Identify each line below that contains the word "this", and copy it out.

Dataset rows:
──────────

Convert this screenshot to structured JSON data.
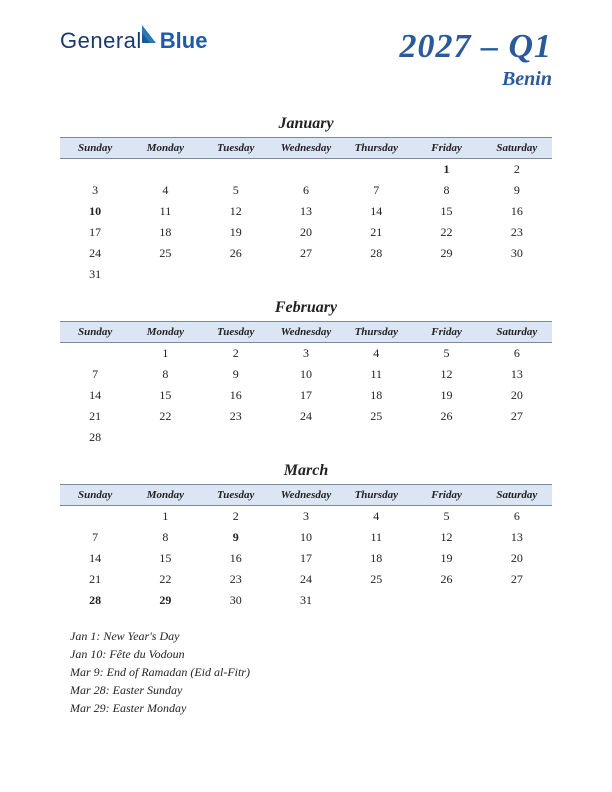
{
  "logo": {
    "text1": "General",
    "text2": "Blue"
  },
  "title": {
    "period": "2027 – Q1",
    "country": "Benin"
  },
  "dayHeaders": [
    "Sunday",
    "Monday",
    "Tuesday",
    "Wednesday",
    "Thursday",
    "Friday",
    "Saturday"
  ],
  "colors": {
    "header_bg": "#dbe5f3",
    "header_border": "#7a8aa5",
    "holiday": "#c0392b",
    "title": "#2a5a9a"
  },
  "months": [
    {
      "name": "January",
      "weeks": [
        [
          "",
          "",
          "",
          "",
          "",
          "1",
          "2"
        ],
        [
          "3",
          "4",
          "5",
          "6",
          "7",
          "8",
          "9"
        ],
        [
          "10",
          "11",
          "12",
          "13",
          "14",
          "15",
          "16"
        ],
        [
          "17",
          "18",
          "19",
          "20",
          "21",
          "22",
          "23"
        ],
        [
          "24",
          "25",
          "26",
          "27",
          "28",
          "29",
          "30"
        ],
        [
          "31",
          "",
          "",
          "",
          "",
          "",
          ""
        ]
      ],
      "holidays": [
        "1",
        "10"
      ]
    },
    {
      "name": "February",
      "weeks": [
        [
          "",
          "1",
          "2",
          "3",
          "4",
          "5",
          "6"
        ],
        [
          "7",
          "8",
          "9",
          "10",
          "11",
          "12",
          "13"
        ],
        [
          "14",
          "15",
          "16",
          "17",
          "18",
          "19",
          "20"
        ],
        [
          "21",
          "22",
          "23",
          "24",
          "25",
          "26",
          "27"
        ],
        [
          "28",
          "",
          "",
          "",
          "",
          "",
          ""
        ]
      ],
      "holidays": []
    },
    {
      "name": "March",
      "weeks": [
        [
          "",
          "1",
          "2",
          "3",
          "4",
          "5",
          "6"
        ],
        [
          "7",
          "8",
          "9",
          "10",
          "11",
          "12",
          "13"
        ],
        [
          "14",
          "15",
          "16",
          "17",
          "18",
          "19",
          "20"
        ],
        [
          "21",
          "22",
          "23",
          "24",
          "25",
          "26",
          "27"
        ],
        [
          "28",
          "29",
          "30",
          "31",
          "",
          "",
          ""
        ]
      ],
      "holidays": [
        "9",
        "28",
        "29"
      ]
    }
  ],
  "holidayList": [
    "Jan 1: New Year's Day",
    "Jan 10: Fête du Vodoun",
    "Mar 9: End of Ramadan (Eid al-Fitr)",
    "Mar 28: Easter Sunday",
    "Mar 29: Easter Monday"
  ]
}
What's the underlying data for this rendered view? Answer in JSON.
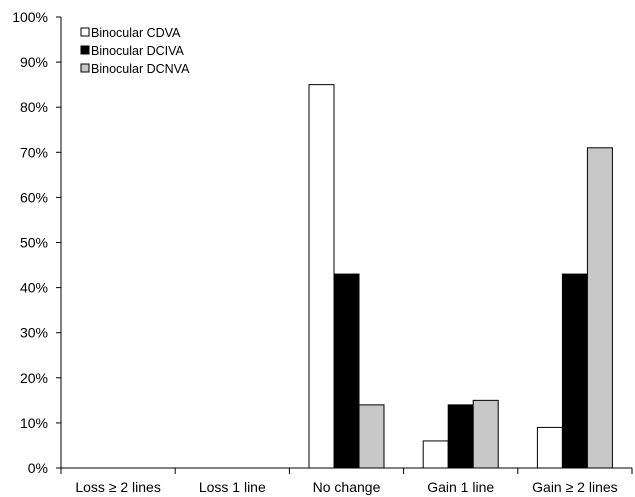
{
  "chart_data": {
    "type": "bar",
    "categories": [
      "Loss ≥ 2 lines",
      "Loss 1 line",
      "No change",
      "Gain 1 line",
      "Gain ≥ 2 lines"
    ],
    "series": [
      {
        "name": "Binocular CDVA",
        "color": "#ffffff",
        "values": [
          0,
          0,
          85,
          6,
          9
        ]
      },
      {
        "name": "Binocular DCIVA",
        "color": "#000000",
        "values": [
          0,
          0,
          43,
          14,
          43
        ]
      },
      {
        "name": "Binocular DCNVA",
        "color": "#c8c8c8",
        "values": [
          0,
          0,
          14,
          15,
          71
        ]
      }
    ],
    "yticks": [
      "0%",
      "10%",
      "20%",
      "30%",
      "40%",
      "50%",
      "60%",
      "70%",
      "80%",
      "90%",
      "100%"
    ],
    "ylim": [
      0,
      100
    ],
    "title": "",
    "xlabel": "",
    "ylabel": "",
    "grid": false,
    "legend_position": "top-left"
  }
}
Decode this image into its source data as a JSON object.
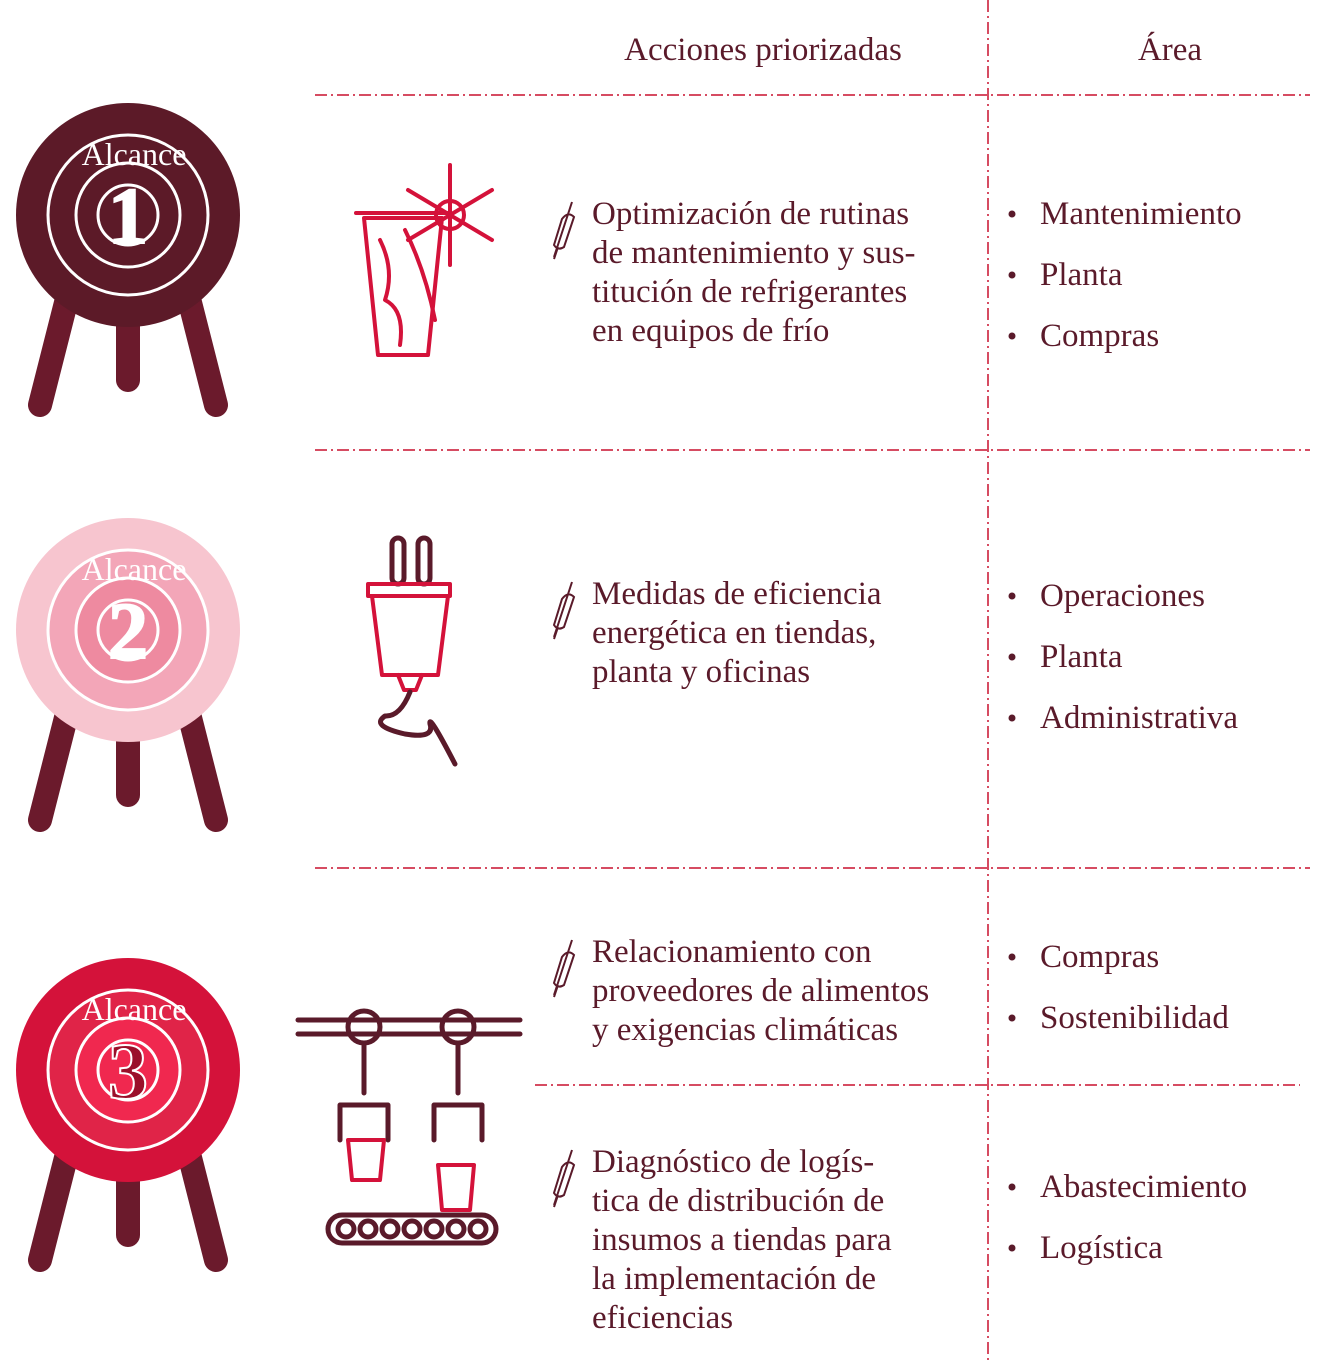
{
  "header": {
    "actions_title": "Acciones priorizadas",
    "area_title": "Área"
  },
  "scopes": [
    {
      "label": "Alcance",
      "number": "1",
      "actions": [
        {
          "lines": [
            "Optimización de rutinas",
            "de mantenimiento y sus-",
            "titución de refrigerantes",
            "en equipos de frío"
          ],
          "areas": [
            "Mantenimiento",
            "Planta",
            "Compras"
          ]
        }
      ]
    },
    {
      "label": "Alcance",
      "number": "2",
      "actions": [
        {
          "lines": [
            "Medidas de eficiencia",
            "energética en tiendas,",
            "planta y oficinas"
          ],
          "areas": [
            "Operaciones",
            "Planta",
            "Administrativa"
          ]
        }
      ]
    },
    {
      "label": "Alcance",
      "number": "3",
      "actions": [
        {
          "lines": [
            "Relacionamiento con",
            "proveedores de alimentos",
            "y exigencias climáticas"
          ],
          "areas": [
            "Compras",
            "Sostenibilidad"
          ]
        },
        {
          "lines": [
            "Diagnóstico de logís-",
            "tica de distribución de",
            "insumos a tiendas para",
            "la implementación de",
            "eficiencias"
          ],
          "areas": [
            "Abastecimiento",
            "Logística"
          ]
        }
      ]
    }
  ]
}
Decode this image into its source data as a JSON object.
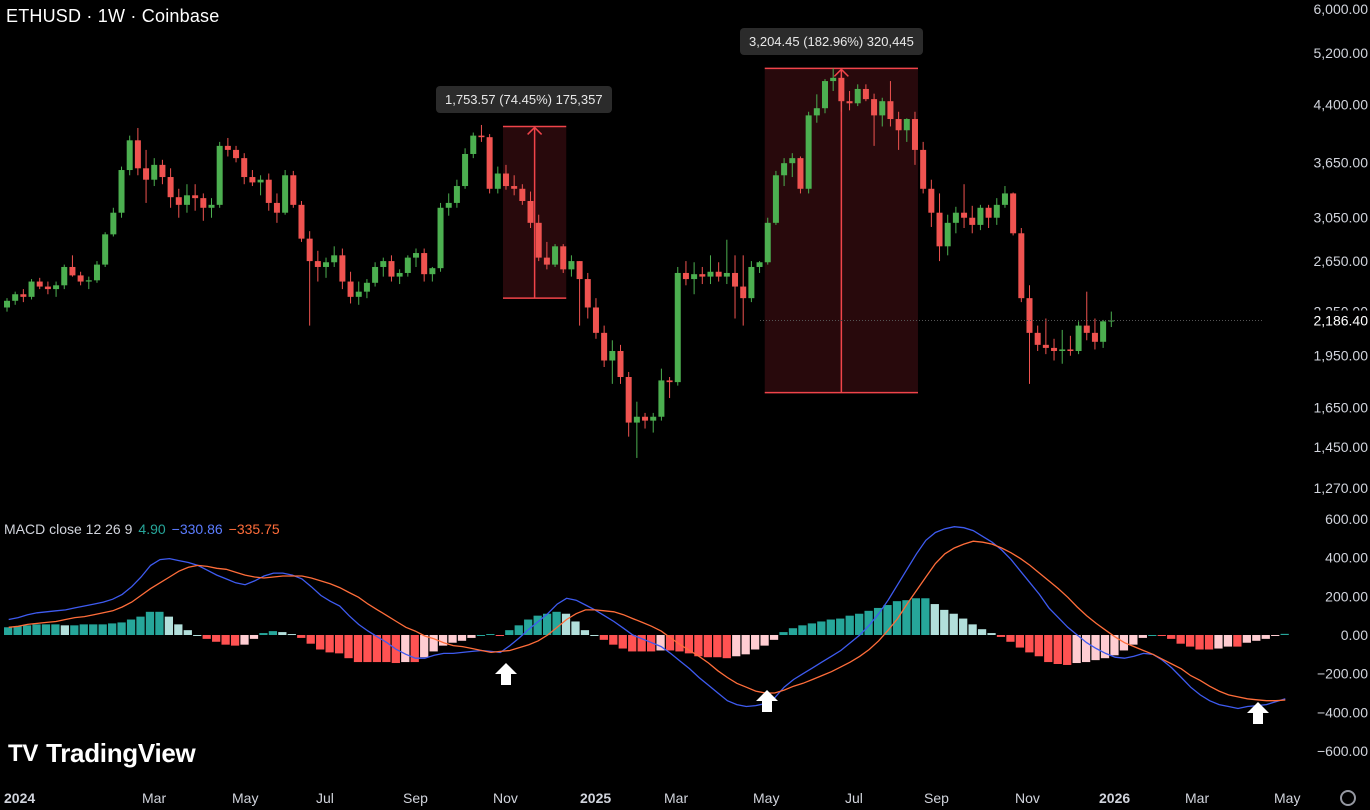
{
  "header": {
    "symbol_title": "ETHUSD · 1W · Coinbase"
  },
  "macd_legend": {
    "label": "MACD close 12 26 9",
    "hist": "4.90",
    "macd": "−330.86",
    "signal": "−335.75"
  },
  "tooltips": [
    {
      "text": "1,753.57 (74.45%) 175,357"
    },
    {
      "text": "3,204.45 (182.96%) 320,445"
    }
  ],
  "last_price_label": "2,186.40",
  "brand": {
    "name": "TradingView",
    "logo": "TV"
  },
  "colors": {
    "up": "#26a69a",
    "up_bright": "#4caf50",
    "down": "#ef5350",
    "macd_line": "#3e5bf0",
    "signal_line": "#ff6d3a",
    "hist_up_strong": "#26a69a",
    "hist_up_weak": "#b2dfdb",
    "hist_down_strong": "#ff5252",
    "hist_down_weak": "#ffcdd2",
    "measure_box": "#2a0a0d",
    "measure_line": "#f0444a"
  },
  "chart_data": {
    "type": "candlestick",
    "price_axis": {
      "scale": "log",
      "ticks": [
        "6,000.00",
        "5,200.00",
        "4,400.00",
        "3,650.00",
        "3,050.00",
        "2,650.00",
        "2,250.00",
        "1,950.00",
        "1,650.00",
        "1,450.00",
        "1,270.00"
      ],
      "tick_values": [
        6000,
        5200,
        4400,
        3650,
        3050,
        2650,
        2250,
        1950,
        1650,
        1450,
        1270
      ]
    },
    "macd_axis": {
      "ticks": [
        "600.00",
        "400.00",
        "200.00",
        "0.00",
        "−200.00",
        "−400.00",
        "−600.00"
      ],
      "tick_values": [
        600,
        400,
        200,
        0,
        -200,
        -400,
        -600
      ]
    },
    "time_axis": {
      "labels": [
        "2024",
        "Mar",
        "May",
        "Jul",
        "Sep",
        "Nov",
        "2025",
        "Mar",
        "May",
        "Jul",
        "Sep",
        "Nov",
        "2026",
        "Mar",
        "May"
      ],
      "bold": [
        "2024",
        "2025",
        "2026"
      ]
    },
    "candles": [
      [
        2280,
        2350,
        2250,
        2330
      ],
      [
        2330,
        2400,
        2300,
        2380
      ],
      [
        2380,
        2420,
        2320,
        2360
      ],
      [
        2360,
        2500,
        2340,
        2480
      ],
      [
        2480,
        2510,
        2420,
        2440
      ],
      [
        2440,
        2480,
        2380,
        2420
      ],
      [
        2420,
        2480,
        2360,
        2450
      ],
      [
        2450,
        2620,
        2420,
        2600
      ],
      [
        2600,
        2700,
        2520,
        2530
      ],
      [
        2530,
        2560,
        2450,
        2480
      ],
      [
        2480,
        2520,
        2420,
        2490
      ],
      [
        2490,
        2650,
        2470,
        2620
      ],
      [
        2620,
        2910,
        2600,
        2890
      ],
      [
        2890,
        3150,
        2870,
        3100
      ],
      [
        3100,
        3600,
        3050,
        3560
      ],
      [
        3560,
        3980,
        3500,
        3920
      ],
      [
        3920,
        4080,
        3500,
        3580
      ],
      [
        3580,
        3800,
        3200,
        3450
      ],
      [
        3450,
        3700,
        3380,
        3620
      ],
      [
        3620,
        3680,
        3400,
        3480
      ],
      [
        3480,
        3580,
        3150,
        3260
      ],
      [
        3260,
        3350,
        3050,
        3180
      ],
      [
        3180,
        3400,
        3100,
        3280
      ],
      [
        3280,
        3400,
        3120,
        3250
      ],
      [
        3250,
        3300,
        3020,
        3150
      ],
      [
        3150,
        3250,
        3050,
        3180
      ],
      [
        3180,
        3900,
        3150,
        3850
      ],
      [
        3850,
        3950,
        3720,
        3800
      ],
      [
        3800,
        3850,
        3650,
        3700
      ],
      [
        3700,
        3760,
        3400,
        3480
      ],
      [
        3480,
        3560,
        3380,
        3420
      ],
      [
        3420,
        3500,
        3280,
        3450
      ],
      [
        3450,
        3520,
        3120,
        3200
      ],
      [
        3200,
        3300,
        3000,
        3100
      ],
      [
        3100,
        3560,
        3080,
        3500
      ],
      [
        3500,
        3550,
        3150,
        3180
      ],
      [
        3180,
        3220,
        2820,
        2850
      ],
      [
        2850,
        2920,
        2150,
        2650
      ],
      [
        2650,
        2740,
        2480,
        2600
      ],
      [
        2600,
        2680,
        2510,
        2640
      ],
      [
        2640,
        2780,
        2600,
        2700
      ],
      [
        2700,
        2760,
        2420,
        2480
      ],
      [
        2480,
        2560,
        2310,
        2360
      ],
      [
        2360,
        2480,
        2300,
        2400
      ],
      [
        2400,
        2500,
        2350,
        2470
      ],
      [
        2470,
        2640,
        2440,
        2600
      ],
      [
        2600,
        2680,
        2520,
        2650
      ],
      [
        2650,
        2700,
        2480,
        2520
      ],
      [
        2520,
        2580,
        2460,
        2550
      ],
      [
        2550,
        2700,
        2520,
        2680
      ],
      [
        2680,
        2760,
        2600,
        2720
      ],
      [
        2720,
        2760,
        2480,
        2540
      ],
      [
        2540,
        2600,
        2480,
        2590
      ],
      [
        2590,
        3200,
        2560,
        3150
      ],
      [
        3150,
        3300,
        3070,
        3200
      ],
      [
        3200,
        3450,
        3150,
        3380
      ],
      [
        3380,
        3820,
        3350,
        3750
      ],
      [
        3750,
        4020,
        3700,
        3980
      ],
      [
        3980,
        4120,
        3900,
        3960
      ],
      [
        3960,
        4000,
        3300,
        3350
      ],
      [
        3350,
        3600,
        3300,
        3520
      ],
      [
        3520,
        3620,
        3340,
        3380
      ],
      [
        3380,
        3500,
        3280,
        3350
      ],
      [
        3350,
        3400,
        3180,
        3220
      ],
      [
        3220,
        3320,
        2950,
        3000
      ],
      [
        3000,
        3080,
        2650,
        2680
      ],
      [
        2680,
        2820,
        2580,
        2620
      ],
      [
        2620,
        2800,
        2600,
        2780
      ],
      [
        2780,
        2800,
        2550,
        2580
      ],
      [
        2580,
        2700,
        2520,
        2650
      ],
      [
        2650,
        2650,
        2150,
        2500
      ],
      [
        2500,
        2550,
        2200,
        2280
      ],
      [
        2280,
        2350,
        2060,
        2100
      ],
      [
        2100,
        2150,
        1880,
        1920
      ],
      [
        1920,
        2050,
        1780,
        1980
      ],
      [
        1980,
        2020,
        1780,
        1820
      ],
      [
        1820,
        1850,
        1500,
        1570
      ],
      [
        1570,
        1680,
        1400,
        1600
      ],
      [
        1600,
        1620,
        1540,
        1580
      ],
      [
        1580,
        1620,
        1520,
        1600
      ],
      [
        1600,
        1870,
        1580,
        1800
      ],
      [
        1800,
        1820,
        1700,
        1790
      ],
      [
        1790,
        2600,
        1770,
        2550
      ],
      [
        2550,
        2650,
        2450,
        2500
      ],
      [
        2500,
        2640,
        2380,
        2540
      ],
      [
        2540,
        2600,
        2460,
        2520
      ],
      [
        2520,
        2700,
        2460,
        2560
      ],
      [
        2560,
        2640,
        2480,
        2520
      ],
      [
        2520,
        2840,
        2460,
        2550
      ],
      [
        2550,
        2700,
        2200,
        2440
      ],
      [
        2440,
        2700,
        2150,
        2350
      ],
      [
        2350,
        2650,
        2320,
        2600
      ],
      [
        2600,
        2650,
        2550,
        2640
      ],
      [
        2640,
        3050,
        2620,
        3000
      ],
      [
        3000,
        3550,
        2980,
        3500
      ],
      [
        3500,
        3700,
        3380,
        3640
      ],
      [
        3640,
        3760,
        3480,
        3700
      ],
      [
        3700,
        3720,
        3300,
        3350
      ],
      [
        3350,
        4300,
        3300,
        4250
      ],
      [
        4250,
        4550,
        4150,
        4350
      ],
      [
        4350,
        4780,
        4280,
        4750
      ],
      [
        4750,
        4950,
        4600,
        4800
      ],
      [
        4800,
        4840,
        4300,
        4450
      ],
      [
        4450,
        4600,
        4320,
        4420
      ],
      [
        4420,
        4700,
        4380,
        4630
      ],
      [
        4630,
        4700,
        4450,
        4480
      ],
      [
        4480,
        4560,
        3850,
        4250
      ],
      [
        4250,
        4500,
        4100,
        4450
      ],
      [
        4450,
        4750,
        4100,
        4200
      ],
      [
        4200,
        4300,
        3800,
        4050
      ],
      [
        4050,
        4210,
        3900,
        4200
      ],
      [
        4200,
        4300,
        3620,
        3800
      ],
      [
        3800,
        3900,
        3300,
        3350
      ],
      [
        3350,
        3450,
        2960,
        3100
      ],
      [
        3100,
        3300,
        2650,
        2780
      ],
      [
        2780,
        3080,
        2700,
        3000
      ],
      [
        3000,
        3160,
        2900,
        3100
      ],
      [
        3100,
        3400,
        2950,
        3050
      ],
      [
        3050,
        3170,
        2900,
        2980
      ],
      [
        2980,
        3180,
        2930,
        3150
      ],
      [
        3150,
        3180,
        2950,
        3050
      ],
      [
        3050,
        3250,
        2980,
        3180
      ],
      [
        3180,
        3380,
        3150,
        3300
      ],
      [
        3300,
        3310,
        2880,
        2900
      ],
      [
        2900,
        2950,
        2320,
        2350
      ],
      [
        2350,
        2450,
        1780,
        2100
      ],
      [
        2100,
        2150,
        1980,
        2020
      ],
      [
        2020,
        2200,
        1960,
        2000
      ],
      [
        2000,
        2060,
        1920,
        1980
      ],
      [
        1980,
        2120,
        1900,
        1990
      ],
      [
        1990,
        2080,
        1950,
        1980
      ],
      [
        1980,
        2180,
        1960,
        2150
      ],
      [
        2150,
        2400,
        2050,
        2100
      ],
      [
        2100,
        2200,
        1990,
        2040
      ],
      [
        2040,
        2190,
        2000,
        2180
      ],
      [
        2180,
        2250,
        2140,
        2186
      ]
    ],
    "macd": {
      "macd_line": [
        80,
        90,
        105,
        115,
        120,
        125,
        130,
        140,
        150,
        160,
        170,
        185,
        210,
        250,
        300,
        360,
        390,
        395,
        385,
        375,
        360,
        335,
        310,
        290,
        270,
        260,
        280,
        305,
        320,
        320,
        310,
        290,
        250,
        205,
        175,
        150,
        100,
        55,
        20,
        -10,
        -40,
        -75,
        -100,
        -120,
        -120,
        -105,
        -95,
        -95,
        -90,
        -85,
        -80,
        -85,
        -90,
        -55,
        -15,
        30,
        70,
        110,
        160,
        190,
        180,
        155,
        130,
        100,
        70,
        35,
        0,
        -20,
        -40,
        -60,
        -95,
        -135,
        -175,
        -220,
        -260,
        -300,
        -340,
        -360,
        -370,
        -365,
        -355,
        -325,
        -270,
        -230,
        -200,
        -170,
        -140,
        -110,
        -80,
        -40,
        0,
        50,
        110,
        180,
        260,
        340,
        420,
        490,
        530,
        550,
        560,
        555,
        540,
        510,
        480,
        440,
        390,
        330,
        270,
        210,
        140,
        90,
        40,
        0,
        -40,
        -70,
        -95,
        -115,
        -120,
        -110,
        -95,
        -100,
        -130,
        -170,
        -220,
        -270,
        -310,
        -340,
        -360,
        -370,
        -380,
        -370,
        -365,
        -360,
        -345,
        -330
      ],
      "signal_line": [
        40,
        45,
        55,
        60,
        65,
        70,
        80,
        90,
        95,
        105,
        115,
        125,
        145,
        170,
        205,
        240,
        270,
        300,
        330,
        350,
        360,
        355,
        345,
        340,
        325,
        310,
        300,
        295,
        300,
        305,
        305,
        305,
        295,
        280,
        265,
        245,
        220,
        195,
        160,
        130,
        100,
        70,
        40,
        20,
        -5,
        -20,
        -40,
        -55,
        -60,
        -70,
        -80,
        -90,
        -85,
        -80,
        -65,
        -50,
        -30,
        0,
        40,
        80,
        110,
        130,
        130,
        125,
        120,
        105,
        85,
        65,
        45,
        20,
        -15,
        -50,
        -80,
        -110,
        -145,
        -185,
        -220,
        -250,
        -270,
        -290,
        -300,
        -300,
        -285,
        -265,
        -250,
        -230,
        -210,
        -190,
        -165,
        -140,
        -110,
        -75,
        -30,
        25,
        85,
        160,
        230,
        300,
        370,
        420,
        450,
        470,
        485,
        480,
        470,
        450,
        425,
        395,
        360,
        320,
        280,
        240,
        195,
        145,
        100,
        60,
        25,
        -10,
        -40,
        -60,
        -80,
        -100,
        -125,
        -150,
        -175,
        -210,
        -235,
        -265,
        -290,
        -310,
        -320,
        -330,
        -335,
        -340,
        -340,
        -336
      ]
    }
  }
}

──────────

▶ [EXERCISE OUTPUT]
Convert this screenshot to structured JSON data.
What's the underlying data for this rendered view? Answer in JSON.
Decode this image into its source data as a JSON object.
Decode this image into its source data as a JSON object.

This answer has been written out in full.